* begin SUPPLIED INFORMATION *

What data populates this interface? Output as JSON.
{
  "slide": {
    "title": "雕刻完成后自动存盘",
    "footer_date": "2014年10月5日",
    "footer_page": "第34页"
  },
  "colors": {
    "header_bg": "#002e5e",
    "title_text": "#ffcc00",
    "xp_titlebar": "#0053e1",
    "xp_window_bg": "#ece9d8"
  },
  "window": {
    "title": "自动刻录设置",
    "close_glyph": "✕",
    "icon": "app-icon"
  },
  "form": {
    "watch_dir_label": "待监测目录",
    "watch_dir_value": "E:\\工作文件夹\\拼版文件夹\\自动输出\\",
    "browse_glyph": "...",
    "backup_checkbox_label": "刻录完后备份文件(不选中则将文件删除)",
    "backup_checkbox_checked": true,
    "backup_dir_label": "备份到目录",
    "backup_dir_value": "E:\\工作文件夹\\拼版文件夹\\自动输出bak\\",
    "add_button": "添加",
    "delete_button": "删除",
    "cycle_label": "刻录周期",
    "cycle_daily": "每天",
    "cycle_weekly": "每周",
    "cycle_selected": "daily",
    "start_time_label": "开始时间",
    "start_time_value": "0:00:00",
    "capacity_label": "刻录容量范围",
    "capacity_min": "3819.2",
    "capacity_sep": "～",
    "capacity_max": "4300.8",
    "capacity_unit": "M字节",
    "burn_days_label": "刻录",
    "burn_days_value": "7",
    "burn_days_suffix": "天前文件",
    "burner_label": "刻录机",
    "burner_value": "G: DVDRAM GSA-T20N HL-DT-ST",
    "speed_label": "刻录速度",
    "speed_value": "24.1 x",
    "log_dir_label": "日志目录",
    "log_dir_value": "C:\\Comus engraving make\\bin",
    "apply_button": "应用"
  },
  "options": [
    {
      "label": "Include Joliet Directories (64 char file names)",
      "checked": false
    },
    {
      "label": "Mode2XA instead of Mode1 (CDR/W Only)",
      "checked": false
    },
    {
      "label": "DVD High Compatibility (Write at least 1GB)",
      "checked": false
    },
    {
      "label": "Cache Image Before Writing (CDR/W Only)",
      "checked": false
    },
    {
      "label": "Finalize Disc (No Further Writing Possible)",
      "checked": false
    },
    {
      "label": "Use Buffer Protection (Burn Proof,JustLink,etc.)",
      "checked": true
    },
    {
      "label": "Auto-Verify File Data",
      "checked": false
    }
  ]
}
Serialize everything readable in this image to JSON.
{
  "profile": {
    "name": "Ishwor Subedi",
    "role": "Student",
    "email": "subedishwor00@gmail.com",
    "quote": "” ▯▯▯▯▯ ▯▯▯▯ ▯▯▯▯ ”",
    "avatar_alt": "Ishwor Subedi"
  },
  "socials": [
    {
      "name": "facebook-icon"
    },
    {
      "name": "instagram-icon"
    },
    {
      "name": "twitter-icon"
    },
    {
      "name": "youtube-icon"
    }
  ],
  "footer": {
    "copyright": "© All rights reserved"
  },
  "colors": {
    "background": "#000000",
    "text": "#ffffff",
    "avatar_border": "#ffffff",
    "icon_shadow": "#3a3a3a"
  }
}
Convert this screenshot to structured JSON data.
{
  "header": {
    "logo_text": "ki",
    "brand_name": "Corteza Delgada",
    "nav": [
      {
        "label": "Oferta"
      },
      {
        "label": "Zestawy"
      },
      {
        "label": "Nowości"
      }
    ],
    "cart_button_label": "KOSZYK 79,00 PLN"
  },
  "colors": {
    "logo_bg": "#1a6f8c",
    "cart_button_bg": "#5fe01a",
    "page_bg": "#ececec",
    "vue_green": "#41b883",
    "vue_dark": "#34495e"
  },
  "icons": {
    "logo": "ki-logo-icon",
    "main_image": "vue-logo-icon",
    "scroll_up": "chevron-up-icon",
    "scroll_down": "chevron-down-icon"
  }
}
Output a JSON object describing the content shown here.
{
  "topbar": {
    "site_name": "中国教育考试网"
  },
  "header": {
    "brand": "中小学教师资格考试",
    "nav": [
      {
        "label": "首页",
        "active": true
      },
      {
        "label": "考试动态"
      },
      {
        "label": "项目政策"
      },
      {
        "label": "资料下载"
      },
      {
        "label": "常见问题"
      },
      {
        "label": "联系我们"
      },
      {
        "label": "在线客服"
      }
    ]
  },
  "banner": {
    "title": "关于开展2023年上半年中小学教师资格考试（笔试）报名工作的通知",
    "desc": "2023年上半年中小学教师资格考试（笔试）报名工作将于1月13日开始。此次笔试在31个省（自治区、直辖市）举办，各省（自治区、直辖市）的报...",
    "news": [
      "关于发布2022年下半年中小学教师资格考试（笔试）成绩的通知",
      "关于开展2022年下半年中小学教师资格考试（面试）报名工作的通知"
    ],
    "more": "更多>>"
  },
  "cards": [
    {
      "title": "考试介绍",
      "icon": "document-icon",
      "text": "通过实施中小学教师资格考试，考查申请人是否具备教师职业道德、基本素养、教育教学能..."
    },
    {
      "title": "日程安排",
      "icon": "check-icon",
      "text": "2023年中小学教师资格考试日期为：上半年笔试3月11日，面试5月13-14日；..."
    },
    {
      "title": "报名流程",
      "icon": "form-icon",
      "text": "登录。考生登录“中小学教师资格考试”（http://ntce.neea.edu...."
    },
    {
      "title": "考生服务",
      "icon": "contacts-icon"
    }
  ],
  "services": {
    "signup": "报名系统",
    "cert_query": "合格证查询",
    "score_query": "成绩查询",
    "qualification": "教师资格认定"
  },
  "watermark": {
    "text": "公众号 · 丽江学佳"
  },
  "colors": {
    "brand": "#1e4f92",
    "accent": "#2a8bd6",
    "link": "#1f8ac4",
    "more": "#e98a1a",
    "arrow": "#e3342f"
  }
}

* end SUPPLIED INFORMATION *

## WRITTEN TASK
Select and copy every line from the records that includes the word "chevron".

## WRITTEN REPLY
    "scroll_up": "chevron-up-icon",
    "scroll_down": "chevron-down-icon"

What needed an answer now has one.